#### [SET TASK]
Restate the full set of records exactly, without adding or dropping a word.

--- START OF DATASET RECORDS ---

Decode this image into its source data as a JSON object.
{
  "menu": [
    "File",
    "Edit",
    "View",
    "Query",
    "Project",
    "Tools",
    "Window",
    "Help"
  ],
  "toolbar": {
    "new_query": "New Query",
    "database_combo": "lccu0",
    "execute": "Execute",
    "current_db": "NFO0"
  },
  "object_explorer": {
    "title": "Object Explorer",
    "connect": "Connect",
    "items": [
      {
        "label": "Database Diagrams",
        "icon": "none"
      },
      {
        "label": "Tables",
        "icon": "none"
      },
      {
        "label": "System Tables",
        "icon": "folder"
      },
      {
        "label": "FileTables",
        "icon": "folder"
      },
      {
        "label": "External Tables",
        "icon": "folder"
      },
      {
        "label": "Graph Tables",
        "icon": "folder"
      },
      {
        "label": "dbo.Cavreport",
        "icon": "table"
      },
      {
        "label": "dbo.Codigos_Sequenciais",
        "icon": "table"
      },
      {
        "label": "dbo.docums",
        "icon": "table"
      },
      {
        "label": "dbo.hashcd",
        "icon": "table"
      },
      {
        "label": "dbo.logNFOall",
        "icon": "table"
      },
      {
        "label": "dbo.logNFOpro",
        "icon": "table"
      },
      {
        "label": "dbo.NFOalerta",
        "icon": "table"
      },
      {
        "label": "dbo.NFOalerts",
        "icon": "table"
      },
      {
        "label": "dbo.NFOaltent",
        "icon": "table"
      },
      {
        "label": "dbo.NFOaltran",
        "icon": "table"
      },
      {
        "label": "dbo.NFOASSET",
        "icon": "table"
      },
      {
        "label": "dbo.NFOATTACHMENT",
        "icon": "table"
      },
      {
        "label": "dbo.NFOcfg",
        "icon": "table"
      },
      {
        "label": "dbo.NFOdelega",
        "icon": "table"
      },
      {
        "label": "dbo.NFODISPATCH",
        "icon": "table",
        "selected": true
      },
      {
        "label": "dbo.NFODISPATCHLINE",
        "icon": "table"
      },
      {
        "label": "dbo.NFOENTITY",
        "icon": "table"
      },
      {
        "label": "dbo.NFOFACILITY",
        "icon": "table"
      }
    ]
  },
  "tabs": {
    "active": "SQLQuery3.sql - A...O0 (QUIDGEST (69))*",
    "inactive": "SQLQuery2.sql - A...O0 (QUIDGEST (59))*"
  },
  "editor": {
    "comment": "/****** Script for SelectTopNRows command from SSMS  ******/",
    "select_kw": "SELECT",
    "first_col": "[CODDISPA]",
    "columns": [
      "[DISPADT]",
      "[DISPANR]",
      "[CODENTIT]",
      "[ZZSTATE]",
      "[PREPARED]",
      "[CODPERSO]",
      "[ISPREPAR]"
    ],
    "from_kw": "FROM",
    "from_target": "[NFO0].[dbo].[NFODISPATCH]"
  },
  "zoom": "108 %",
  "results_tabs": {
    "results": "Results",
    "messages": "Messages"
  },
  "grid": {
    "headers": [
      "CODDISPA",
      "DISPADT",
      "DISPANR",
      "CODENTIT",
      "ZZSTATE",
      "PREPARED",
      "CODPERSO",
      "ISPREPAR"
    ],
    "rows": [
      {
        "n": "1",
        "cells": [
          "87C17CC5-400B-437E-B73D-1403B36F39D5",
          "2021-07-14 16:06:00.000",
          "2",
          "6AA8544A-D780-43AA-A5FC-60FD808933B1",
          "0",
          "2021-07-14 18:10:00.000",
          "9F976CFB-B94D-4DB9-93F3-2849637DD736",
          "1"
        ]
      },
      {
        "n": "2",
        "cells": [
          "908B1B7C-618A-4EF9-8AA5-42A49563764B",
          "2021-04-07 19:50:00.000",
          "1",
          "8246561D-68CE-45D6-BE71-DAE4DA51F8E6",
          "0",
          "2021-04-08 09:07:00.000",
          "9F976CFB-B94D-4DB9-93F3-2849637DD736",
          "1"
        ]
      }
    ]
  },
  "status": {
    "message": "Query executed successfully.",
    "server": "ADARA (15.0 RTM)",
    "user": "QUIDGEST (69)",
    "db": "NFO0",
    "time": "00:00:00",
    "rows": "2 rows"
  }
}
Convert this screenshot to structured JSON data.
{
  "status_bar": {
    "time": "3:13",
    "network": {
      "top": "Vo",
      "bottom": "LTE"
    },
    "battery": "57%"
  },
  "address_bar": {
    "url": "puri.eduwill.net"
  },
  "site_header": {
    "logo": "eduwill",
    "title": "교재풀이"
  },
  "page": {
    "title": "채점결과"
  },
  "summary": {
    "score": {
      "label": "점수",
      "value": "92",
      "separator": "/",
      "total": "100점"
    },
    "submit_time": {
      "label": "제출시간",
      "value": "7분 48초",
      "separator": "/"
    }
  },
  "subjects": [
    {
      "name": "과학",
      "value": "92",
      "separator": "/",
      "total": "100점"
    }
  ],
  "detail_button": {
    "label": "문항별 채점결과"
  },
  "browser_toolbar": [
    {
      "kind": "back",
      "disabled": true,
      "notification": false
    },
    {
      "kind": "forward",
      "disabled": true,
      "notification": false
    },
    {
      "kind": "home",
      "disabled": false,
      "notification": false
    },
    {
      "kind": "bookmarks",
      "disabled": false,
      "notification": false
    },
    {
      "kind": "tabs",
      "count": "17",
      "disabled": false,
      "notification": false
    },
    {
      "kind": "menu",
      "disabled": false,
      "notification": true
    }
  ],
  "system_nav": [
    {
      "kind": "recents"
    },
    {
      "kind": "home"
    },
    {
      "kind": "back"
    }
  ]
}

--- END OF DATASET RECORDS ---

#### [ANSWER TO THIS TASK]
Decode this image into its source data as a JSON object.
{
  "menu": [
    "File",
    "Edit",
    "View",
    "Query",
    "Project",
    "Tools",
    "Window",
    "Help"
  ],
  "toolbar": {
    "new_query": "New Query",
    "database_combo": "lccu0",
    "execute": "Execute",
    "current_db": "NFO0"
  },
  "object_explorer": {
    "title": "Object Explorer",
    "connect": "Connect",
    "items": [
      {
        "label": "Database Diagrams",
        "icon": "none"
      },
      {
        "label": "Tables",
        "icon": "none"
      },
      {
        "label": "System Tables",
        "icon": "folder"
      },
      {
        "label": "FileTables",
        "icon": "folder"
      },
      {
        "label": "External Tables",
        "icon": "folder"
      },
      {
        "label": "Graph Tables",
        "icon": "folder"
      },
      {
        "label": "dbo.Cavreport",
        "icon": "table"
      },
      {
        "label": "dbo.Codigos_Sequenciais",
        "icon": "table"
      },
      {
        "label": "dbo.docums",
        "icon": "table"
      },
      {
        "label": "dbo.hashcd",
        "icon": "table"
      },
      {
        "label": "dbo.logNFOall",
        "icon": "table"
      },
      {
        "label": "dbo.logNFOpro",
        "icon": "table"
      },
      {
        "label": "dbo.NFOalerta",
        "icon": "table"
      },
      {
        "label": "dbo.NFOalerts",
        "icon": "table"
      },
      {
        "label": "dbo.NFOaltent",
        "icon": "table"
      },
      {
        "label": "dbo.NFOaltran",
        "icon": "table"
      },
      {
        "label": "dbo.NFOASSET",
        "icon": "table"
      },
      {
        "label": "dbo.NFOATTACHMENT",
        "icon": "table"
      },
      {
        "label": "dbo.NFOcfg",
        "icon": "table"
      },
      {
        "label": "dbo.NFOdelega",
        "icon": "table"
      },
      {
        "label": "dbo.NFODISPATCH",
        "icon": "table",
        "selected": true
      },
      {
        "label": "dbo.NFODISPATCHLINE",
        "icon": "table"
      },
      {
        "label": "dbo.NFOENTITY",
        "icon": "table"
      },
      {
        "label": "dbo.NFOFACILITY",
        "icon": "table"
      }
    ]
  },
  "tabs": {
    "active": "SQLQuery3.sql - A...O0 (QUIDGEST (69))*",
    "inactive": "SQLQuery2.sql - A...O0 (QUIDGEST (59))*"
  },
  "editor": {
    "comment": "/****** Script for SelectTopNRows command from SSMS  ******/",
    "select_kw": "SELECT",
    "first_col": "[CODDISPA]",
    "columns": [
      "[DISPADT]",
      "[DISPANR]",
      "[CODENTIT]",
      "[ZZSTATE]",
      "[PREPARED]",
      "[CODPERSO]",
      "[ISPREPAR]"
    ],
    "from_kw": "FROM",
    "from_target": "[NFO0].[dbo].[NFODISPATCH]"
  },
  "zoom": "108 %",
  "results_tabs": {
    "results": "Results",
    "messages": "Messages"
  },
  "grid": {
    "headers": [
      "CODDISPA",
      "DISPADT",
      "DISPANR",
      "CODENTIT",
      "ZZSTATE",
      "PREPARED",
      "CODPERSO",
      "ISPREPAR"
    ],
    "rows": [
      {
        "n": "1",
        "cells": [
          "87C17CC5-400B-437E-B73D-1403B36F39D5",
          "2021-07-14 16:06:00.000",
          "2",
          "6AA8544A-D780-43AA-A5FC-60FD808933B1",
          "0",
          "2021-07-14 18:10:00.000",
          "9F976CFB-B94D-4DB9-93F3-2849637DD736",
          "1"
        ]
      },
      {
        "n": "2",
        "cells": [
          "908B1B7C-618A-4EF9-8AA5-42A49563764B",
          "2021-04-07 19:50:00.000",
          "1",
          "8246561D-68CE-45D6-BE71-DAE4DA51F8E6",
          "0",
          "2021-04-08 09:07:00.000",
          "9F976CFB-B94D-4DB9-93F3-2849637DD736",
          "1"
        ]
      }
    ]
  },
  "status": {
    "message": "Query executed successfully.",
    "server": "ADARA (15.0 RTM)",
    "user": "QUIDGEST (69)",
    "db": "NFO0",
    "time": "00:00:00",
    "rows": "2 rows"
  }
}
Convert this screenshot to structured JSON data.
{
  "status_bar": {
    "time": "3:13",
    "network": {
      "top": "Vo",
      "bottom": "LTE"
    },
    "battery": "57%"
  },
  "address_bar": {
    "url": "puri.eduwill.net"
  },
  "site_header": {
    "logo": "eduwill",
    "title": "교재풀이"
  },
  "page": {
    "title": "채점결과"
  },
  "summary": {
    "score": {
      "label": "점수",
      "value": "92",
      "separator": "/",
      "total": "100점"
    },
    "submit_time": {
      "label": "제출시간",
      "value": "7분 48초",
      "separator": "/"
    }
  },
  "subjects": [
    {
      "name": "과학",
      "value": "92",
      "separator": "/",
      "total": "100점"
    }
  ],
  "detail_button": {
    "label": "문항별 채점결과"
  },
  "browser_toolbar": [
    {
      "kind": "back",
      "disabled": true,
      "notification": false
    },
    {
      "kind": "forward",
      "disabled": true,
      "notification": false
    },
    {
      "kind": "home",
      "disabled": false,
      "notification": false
    },
    {
      "kind": "bookmarks",
      "disabled": false,
      "notification": false
    },
    {
      "kind": "tabs",
      "count": "17",
      "disabled": false,
      "notification": false
    },
    {
      "kind": "menu",
      "disabled": false,
      "notification": true
    }
  ],
  "system_nav": [
    {
      "kind": "recents"
    },
    {
      "kind": "home"
    },
    {
      "kind": "back"
    }
  ]
}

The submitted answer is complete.